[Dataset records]
'''
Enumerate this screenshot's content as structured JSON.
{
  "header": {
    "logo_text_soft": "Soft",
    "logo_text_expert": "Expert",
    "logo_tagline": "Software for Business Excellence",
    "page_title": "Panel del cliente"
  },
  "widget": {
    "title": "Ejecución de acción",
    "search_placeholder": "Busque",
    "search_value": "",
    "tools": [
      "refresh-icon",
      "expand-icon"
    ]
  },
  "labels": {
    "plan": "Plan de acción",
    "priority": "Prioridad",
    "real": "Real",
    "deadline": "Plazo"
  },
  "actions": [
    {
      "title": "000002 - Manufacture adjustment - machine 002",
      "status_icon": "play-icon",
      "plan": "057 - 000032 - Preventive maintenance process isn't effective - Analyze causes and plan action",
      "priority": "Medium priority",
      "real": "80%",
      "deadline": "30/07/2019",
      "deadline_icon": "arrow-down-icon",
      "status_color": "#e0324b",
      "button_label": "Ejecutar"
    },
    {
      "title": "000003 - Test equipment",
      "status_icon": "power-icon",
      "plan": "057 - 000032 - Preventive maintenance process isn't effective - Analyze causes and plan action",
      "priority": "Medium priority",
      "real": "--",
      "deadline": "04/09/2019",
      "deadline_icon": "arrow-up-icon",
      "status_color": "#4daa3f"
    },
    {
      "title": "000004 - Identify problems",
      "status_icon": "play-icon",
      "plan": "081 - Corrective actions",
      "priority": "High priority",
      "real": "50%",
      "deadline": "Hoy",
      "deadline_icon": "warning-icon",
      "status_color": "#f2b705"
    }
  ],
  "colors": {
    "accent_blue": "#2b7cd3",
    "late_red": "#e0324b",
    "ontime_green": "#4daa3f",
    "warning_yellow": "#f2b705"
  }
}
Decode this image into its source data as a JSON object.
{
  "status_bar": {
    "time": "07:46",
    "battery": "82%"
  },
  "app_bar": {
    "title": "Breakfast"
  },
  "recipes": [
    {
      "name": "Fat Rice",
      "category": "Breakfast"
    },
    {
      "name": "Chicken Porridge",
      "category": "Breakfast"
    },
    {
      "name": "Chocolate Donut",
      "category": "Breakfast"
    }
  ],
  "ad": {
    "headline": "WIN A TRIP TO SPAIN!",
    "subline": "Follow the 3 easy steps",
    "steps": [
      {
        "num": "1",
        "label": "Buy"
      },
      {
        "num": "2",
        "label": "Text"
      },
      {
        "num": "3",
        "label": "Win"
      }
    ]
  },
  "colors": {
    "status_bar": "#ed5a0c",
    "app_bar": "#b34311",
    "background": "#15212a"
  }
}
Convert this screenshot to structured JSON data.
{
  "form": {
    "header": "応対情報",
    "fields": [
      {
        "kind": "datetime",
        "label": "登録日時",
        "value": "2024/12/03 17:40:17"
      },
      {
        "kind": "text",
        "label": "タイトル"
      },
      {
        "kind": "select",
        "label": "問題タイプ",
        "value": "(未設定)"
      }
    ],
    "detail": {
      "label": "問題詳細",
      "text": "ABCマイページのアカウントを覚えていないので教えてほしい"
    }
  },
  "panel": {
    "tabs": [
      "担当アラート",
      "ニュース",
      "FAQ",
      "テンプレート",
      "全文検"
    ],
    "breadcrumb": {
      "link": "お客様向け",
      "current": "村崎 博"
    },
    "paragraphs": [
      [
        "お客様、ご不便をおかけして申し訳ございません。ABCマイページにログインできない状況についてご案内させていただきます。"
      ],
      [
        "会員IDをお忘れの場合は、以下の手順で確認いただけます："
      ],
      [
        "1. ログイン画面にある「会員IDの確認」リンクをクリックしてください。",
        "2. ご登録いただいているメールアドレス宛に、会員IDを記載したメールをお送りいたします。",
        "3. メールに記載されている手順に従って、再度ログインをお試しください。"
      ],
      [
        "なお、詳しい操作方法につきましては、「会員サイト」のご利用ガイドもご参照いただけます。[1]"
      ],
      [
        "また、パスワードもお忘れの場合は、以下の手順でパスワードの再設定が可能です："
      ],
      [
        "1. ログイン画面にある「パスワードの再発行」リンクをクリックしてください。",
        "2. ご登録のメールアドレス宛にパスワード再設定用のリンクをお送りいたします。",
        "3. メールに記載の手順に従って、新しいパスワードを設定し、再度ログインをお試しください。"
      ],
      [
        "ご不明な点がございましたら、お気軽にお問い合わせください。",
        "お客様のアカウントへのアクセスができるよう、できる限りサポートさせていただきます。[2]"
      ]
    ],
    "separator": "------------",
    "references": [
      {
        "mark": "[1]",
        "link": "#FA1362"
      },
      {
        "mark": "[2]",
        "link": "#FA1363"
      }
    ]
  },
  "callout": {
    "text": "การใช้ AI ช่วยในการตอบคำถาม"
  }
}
'''
▸ **Goal**:
Every entry should be printed again exactly as it stands.

▸ **Final result**:
Enumerate this screenshot's content as structured JSON.
{
  "header": {
    "logo_text_soft": "Soft",
    "logo_text_expert": "Expert",
    "logo_tagline": "Software for Business Excellence",
    "page_title": "Panel del cliente"
  },
  "widget": {
    "title": "Ejecución de acción",
    "search_placeholder": "Busque",
    "search_value": "",
    "tools": [
      "refresh-icon",
      "expand-icon"
    ]
  },
  "labels": {
    "plan": "Plan de acción",
    "priority": "Prioridad",
    "real": "Real",
    "deadline": "Plazo"
  },
  "actions": [
    {
      "title": "000002 - Manufacture adjustment - machine 002",
      "status_icon": "play-icon",
      "plan": "057 - 000032 - Preventive maintenance process isn't effective - Analyze causes and plan action",
      "priority": "Medium priority",
      "real": "80%",
      "deadline": "30/07/2019",
      "deadline_icon": "arrow-down-icon",
      "status_color": "#e0324b",
      "button_label": "Ejecutar"
    },
    {
      "title": "000003 - Test equipment",
      "status_icon": "power-icon",
      "plan": "057 - 000032 - Preventive maintenance process isn't effective - Analyze causes and plan action",
      "priority": "Medium priority",
      "real": "--",
      "deadline": "04/09/2019",
      "deadline_icon": "arrow-up-icon",
      "status_color": "#4daa3f"
    },
    {
      "title": "000004 - Identify problems",
      "status_icon": "play-icon",
      "plan": "081 - Corrective actions",
      "priority": "High priority",
      "real": "50%",
      "deadline": "Hoy",
      "deadline_icon": "warning-icon",
      "status_color": "#f2b705"
    }
  ],
  "colors": {
    "accent_blue": "#2b7cd3",
    "late_red": "#e0324b",
    "ontime_green": "#4daa3f",
    "warning_yellow": "#f2b705"
  }
}
Decode this image into its source data as a JSON object.
{
  "status_bar": {
    "time": "07:46",
    "battery": "82%"
  },
  "app_bar": {
    "title": "Breakfast"
  },
  "recipes": [
    {
      "name": "Fat Rice",
      "category": "Breakfast"
    },
    {
      "name": "Chicken Porridge",
      "category": "Breakfast"
    },
    {
      "name": "Chocolate Donut",
      "category": "Breakfast"
    }
  ],
  "ad": {
    "headline": "WIN A TRIP TO SPAIN!",
    "subline": "Follow the 3 easy steps",
    "steps": [
      {
        "num": "1",
        "label": "Buy"
      },
      {
        "num": "2",
        "label": "Text"
      },
      {
        "num": "3",
        "label": "Win"
      }
    ]
  },
  "colors": {
    "status_bar": "#ed5a0c",
    "app_bar": "#b34311",
    "background": "#15212a"
  }
}
Convert this screenshot to structured JSON data.
{
  "form": {
    "header": "応対情報",
    "fields": [
      {
        "kind": "datetime",
        "label": "登録日時",
        "value": "2024/12/03 17:40:17"
      },
      {
        "kind": "text",
        "label": "タイトル"
      },
      {
        "kind": "select",
        "label": "問題タイプ",
        "value": "(未設定)"
      }
    ],
    "detail": {
      "label": "問題詳細",
      "text": "ABCマイページのアカウントを覚えていないので教えてほしい"
    }
  },
  "panel": {
    "tabs": [
      "担当アラート",
      "ニュース",
      "FAQ",
      "テンプレート",
      "全文検"
    ],
    "breadcrumb": {
      "link": "お客様向け",
      "current": "村崎 博"
    },
    "paragraphs": [
      [
        "お客様、ご不便をおかけして申し訳ございません。ABCマイページにログインできない状況についてご案内させていただきます。"
      ],
      [
        "会員IDをお忘れの場合は、以下の手順で確認いただけます："
      ],
      [
        "1. ログイン画面にある「会員IDの確認」リンクをクリックしてください。",
        "2. ご登録いただいているメールアドレス宛に、会員IDを記載したメールをお送りいたします。",
        "3. メールに記載されている手順に従って、再度ログインをお試しください。"
      ],
      [
        "なお、詳しい操作方法につきましては、「会員サイト」のご利用ガイドもご参照いただけます。[1]"
      ],
      [
        "また、パスワードもお忘れの場合は、以下の手順でパスワードの再設定が可能です："
      ],
      [
        "1. ログイン画面にある「パスワードの再発行」リンクをクリックしてください。",
        "2. ご登録のメールアドレス宛にパスワード再設定用のリンクをお送りいたします。",
        "3. メールに記載の手順に従って、新しいパスワードを設定し、再度ログインをお試しください。"
      ],
      [
        "ご不明な点がございましたら、お気軽にお問い合わせください。",
        "お客様のアカウントへのアクセスができるよう、できる限りサポートさせていただきます。[2]"
      ]
    ],
    "separator": "------------",
    "references": [
      {
        "mark": "[1]",
        "link": "#FA1362"
      },
      {
        "mark": "[2]",
        "link": "#FA1363"
      }
    ]
  },
  "callout": {
    "text": "การใช้ AI ช่วยในการตอบคำถาม"
  }
}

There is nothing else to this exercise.